──────── PROVIDED INFORMATION

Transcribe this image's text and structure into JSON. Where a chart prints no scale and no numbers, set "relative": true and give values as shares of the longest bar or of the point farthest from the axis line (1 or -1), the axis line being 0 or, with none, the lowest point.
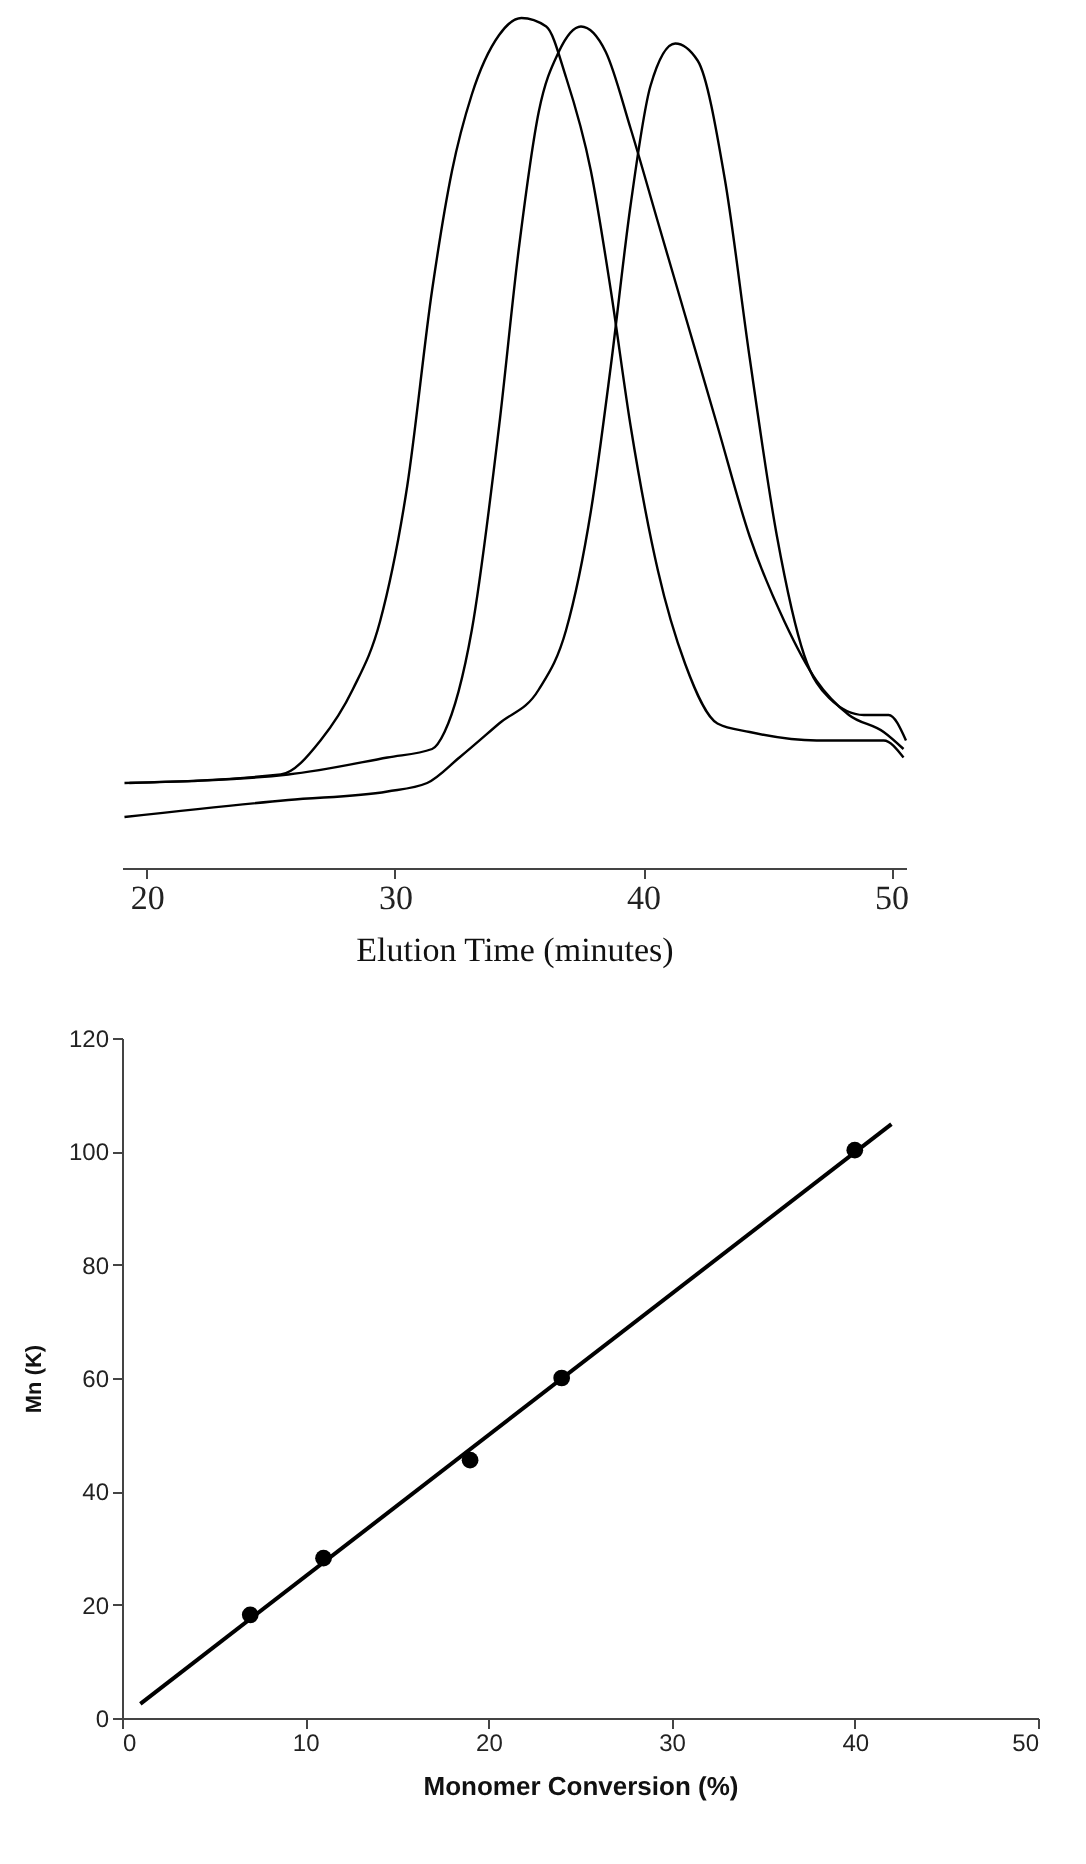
{
  "chart_data": [
    {
      "type": "line",
      "relative": true,
      "xlabel": "Elution Time (minutes)",
      "xlim": [
        19,
        50.6
      ],
      "xticks": [
        20,
        30,
        40,
        50
      ],
      "series": [
        {
          "color": "#000000",
          "x": [
            19.1,
            25.4,
            27,
            28.3,
            29.4,
            30.5,
            31.5,
            32.3,
            33.1,
            34.2,
            35.1,
            36.1,
            36.9,
            37.9,
            38.7,
            39.5,
            40.6,
            41.7,
            43,
            44.3,
            47,
            49.7,
            50.5
          ],
          "values": [
            0.1,
            0.11,
            0.15,
            0.21,
            0.29,
            0.45,
            0.68,
            0.82,
            0.91,
            0.98,
            1,
            0.99,
            0.93,
            0.82,
            0.68,
            0.52,
            0.35,
            0.24,
            0.17,
            0.16,
            0.15,
            0.15,
            0.13
          ]
        },
        {
          "color": "#000000",
          "x": [
            19.3,
            25.7,
            29.7,
            31.5,
            32,
            33.1,
            34.2,
            35,
            35.8,
            36.6,
            37.5,
            38.5,
            39.5,
            40.6,
            41.7,
            43,
            44.3,
            45.7,
            47,
            48.3,
            49.7,
            50.5
          ],
          "values": [
            0.1,
            0.11,
            0.13,
            0.14,
            0.16,
            0.28,
            0.52,
            0.73,
            0.89,
            0.96,
            0.99,
            0.96,
            0.87,
            0.76,
            0.65,
            0.52,
            0.39,
            0.29,
            0.22,
            0.18,
            0.16,
            0.14
          ]
        },
        {
          "color": "#000000",
          "x": [
            19.1,
            25.7,
            29.7,
            31.3,
            32.6,
            34.2,
            35.8,
            36.9,
            37.9,
            38.7,
            39.5,
            40.3,
            41.3,
            42.2,
            43.3,
            44.3,
            45.4,
            46.5,
            47.5,
            48.9,
            49.9,
            50.6
          ],
          "values": [
            0.06,
            0.08,
            0.09,
            0.1,
            0.13,
            0.17,
            0.21,
            0.28,
            0.42,
            0.59,
            0.78,
            0.92,
            0.97,
            0.95,
            0.81,
            0.6,
            0.39,
            0.25,
            0.2,
            0.18,
            0.18,
            0.15
          ]
        }
      ]
    },
    {
      "type": "scatter",
      "xlabel": "Monomer Conversion (%)",
      "ylabel": "Mn (K)",
      "xlim": [
        0,
        50
      ],
      "xticks": [
        0,
        10,
        20,
        30,
        40,
        50
      ],
      "ylim": [
        0,
        120
      ],
      "yticks": [
        0,
        20,
        40,
        60,
        80,
        100,
        120
      ],
      "series": [
        {
          "type": "scatter",
          "color": "#000000",
          "x": [
            7,
            11,
            19,
            24,
            40
          ],
          "values": [
            18.2,
            28.2,
            45.5,
            60,
            100.2
          ]
        },
        {
          "type": "line",
          "color": "#000000",
          "x": [
            1,
            42
          ],
          "values": [
            2.5,
            104.8
          ]
        }
      ]
    }
  ]
}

────────────────

• **EXERCISE TASK**
Take the entries shown above and quote them verbatim, passing over the pictures.

• **RESPONSE**
Transcribe this image's text and structure into JSON. Where a chart prints no scale and no numbers, set "relative": true and give values as shares of the longest bar or of the point farthest from the axis line (1 or -1), the axis line being 0 or, with none, the lowest point.
{
  "chart_data": [
    {
      "type": "line",
      "relative": true,
      "xlabel": "Elution Time (minutes)",
      "xlim": [
        19,
        50.6
      ],
      "xticks": [
        20,
        30,
        40,
        50
      ],
      "series": [
        {
          "color": "#000000",
          "x": [
            19.1,
            25.4,
            27,
            28.3,
            29.4,
            30.5,
            31.5,
            32.3,
            33.1,
            34.2,
            35.1,
            36.1,
            36.9,
            37.9,
            38.7,
            39.5,
            40.6,
            41.7,
            43,
            44.3,
            47,
            49.7,
            50.5
          ],
          "values": [
            0.1,
            0.11,
            0.15,
            0.21,
            0.29,
            0.45,
            0.68,
            0.82,
            0.91,
            0.98,
            1,
            0.99,
            0.93,
            0.82,
            0.68,
            0.52,
            0.35,
            0.24,
            0.17,
            0.16,
            0.15,
            0.15,
            0.13
          ]
        },
        {
          "color": "#000000",
          "x": [
            19.3,
            25.7,
            29.7,
            31.5,
            32,
            33.1,
            34.2,
            35,
            35.8,
            36.6,
            37.5,
            38.5,
            39.5,
            40.6,
            41.7,
            43,
            44.3,
            45.7,
            47,
            48.3,
            49.7,
            50.5
          ],
          "values": [
            0.1,
            0.11,
            0.13,
            0.14,
            0.16,
            0.28,
            0.52,
            0.73,
            0.89,
            0.96,
            0.99,
            0.96,
            0.87,
            0.76,
            0.65,
            0.52,
            0.39,
            0.29,
            0.22,
            0.18,
            0.16,
            0.14
          ]
        },
        {
          "color": "#000000",
          "x": [
            19.1,
            25.7,
            29.7,
            31.3,
            32.6,
            34.2,
            35.8,
            36.9,
            37.9,
            38.7,
            39.5,
            40.3,
            41.3,
            42.2,
            43.3,
            44.3,
            45.4,
            46.5,
            47.5,
            48.9,
            49.9,
            50.6
          ],
          "values": [
            0.06,
            0.08,
            0.09,
            0.1,
            0.13,
            0.17,
            0.21,
            0.28,
            0.42,
            0.59,
            0.78,
            0.92,
            0.97,
            0.95,
            0.81,
            0.6,
            0.39,
            0.25,
            0.2,
            0.18,
            0.18,
            0.15
          ]
        }
      ]
    },
    {
      "type": "scatter",
      "xlabel": "Monomer Conversion (%)",
      "ylabel": "Mn (K)",
      "xlim": [
        0,
        50
      ],
      "xticks": [
        0,
        10,
        20,
        30,
        40,
        50
      ],
      "ylim": [
        0,
        120
      ],
      "yticks": [
        0,
        20,
        40,
        60,
        80,
        100,
        120
      ],
      "series": [
        {
          "type": "scatter",
          "color": "#000000",
          "x": [
            7,
            11,
            19,
            24,
            40
          ],
          "values": [
            18.2,
            28.2,
            45.5,
            60,
            100.2
          ]
        },
        {
          "type": "line",
          "color": "#000000",
          "x": [
            1,
            42
          ],
          "values": [
            2.5,
            104.8
          ]
        }
      ]
    }
  ]
}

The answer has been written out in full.